## [Task description]
Find the string "POPULATION" in the entries and copy each line that has it.

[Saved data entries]
━━━━━━

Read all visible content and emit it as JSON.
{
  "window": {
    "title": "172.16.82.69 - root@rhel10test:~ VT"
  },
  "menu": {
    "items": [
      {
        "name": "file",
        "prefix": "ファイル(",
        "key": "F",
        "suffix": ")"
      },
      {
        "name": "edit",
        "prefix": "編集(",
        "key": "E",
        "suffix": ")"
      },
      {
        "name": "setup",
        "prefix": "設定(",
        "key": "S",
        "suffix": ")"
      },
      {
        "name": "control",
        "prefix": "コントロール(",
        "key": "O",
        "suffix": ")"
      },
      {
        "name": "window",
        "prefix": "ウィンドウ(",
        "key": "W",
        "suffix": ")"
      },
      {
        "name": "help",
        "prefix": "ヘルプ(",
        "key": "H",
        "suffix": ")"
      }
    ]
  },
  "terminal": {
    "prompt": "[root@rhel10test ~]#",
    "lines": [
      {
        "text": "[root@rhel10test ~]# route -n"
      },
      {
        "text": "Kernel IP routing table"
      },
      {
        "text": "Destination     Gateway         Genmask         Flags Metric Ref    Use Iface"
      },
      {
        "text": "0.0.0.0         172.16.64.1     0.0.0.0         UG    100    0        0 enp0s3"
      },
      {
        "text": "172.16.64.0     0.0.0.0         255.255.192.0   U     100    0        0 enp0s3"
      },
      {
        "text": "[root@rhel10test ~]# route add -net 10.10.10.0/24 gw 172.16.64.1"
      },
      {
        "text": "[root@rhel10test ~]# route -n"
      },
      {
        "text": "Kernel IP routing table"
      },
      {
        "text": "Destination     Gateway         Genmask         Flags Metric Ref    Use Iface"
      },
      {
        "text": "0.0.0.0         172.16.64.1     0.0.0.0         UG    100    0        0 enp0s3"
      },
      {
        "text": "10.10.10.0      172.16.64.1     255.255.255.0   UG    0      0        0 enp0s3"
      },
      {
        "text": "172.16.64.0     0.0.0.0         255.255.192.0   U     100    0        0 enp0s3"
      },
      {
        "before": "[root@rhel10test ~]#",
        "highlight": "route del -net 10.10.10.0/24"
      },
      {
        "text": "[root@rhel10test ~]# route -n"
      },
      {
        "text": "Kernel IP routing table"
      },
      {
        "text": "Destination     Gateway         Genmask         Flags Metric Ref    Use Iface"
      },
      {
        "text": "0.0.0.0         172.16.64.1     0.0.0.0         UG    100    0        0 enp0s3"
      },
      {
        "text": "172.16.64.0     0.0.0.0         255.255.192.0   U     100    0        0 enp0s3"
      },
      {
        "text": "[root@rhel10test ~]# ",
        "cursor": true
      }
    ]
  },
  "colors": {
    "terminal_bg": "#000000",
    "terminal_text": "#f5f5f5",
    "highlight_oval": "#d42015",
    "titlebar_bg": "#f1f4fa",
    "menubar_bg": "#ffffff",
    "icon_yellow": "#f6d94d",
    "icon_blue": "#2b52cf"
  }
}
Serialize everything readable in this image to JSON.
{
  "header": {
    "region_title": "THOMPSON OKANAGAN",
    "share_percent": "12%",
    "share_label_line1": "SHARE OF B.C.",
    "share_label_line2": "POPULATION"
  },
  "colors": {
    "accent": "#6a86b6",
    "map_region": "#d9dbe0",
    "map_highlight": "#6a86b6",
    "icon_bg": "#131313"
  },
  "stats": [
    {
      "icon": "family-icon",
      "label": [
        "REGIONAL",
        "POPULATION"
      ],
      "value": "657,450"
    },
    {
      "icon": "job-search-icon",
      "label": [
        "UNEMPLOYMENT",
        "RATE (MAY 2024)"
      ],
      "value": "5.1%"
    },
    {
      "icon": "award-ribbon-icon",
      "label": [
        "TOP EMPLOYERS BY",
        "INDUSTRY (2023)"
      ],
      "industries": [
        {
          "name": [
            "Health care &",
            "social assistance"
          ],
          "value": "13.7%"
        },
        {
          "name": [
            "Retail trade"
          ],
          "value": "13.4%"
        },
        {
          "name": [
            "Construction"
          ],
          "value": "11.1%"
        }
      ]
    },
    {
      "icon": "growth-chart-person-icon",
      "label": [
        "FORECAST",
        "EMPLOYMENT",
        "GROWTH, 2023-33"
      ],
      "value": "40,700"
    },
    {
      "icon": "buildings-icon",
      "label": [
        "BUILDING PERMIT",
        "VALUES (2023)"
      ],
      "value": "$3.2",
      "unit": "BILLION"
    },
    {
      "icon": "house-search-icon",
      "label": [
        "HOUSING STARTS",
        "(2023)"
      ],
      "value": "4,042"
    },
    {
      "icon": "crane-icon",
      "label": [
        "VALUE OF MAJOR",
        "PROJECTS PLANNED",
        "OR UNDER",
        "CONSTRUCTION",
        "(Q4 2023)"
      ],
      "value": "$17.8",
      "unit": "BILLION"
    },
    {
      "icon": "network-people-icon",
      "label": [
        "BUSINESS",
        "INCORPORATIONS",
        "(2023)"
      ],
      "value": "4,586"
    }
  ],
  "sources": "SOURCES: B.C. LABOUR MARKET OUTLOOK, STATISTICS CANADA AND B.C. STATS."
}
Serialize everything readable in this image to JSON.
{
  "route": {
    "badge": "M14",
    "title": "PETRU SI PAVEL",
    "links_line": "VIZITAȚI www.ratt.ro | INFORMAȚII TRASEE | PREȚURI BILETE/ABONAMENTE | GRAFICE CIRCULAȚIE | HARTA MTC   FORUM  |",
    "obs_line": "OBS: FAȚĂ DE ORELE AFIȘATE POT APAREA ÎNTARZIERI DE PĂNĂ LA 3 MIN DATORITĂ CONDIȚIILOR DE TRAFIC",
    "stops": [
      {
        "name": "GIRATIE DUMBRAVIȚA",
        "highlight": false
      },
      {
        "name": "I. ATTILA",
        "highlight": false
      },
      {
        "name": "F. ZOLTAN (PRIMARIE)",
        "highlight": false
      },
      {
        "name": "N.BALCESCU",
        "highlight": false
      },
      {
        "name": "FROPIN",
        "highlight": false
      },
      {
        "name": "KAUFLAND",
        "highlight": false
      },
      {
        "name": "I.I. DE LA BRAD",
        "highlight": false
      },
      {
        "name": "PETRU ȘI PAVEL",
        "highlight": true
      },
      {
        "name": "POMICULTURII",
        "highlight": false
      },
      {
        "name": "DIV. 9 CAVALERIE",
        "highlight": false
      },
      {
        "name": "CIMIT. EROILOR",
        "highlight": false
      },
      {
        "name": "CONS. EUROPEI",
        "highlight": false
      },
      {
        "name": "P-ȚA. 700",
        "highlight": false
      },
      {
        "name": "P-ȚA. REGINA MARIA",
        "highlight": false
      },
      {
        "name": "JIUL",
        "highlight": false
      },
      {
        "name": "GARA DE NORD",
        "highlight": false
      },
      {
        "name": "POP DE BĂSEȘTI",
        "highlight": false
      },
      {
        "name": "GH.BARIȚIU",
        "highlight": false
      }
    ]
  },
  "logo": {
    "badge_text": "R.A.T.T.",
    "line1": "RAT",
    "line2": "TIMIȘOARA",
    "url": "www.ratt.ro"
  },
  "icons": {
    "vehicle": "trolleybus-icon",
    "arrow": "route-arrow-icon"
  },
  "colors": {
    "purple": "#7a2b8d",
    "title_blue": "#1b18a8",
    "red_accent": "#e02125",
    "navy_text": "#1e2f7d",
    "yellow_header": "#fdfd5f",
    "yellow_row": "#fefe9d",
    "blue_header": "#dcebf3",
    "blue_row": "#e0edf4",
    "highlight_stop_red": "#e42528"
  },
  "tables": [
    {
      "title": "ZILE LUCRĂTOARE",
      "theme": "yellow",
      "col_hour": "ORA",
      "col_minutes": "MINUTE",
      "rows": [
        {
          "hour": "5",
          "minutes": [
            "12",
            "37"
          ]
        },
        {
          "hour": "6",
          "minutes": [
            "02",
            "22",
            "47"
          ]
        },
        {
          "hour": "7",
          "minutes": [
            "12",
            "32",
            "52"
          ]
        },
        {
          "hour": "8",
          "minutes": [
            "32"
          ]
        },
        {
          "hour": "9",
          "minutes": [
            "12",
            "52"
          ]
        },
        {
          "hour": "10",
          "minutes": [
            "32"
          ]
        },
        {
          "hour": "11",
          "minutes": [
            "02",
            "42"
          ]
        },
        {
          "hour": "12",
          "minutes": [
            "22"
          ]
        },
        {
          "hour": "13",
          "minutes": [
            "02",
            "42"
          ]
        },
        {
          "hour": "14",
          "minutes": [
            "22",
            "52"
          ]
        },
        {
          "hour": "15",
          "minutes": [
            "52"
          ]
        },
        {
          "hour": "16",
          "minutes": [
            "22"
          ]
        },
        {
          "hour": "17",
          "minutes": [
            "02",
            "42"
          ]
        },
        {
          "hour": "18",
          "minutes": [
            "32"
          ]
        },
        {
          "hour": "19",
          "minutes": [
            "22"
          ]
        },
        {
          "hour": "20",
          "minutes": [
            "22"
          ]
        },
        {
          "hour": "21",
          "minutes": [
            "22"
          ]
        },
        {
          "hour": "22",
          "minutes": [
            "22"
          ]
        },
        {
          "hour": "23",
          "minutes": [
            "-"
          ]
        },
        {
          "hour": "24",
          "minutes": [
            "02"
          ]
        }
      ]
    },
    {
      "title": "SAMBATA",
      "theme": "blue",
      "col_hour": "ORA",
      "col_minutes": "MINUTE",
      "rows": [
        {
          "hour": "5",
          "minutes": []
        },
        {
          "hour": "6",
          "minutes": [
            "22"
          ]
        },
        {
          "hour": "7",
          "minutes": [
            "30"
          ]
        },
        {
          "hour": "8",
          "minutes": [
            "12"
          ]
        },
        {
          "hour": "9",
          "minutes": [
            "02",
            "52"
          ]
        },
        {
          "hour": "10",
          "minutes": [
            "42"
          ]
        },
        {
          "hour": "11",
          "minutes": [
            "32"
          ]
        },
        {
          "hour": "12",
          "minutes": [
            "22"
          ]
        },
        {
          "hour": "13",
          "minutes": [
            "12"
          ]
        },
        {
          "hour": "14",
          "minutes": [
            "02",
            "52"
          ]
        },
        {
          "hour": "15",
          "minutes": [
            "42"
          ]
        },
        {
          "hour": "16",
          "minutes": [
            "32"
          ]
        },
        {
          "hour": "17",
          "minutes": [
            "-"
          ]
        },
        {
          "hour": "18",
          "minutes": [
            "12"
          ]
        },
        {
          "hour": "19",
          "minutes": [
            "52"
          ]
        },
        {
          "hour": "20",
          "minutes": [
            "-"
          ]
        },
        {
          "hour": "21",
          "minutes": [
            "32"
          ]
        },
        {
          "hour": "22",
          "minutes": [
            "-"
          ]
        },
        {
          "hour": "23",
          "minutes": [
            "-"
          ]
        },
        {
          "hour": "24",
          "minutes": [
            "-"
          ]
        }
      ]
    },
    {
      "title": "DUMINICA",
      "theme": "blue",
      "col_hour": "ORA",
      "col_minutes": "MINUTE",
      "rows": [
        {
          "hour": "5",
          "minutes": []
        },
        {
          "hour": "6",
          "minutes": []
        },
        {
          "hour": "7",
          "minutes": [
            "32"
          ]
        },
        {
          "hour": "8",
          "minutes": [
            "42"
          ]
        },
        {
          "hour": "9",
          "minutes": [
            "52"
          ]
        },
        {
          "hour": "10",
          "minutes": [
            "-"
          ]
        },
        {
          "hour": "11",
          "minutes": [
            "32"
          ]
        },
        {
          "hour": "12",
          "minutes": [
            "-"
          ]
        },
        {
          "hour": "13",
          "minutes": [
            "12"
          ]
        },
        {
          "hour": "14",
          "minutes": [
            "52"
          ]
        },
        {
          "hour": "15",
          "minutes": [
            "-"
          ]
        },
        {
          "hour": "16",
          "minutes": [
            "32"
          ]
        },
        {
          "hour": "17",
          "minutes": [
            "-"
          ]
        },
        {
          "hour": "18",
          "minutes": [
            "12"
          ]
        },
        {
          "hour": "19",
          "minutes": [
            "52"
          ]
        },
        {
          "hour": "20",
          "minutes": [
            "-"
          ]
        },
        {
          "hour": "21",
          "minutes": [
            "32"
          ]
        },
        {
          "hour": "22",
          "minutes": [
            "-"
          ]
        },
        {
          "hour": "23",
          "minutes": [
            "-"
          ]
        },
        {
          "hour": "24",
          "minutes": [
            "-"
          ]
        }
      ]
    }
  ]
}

━━━━━━

## [Task answer]
    "share_label_line2": "POPULATION"
        "POPULATION"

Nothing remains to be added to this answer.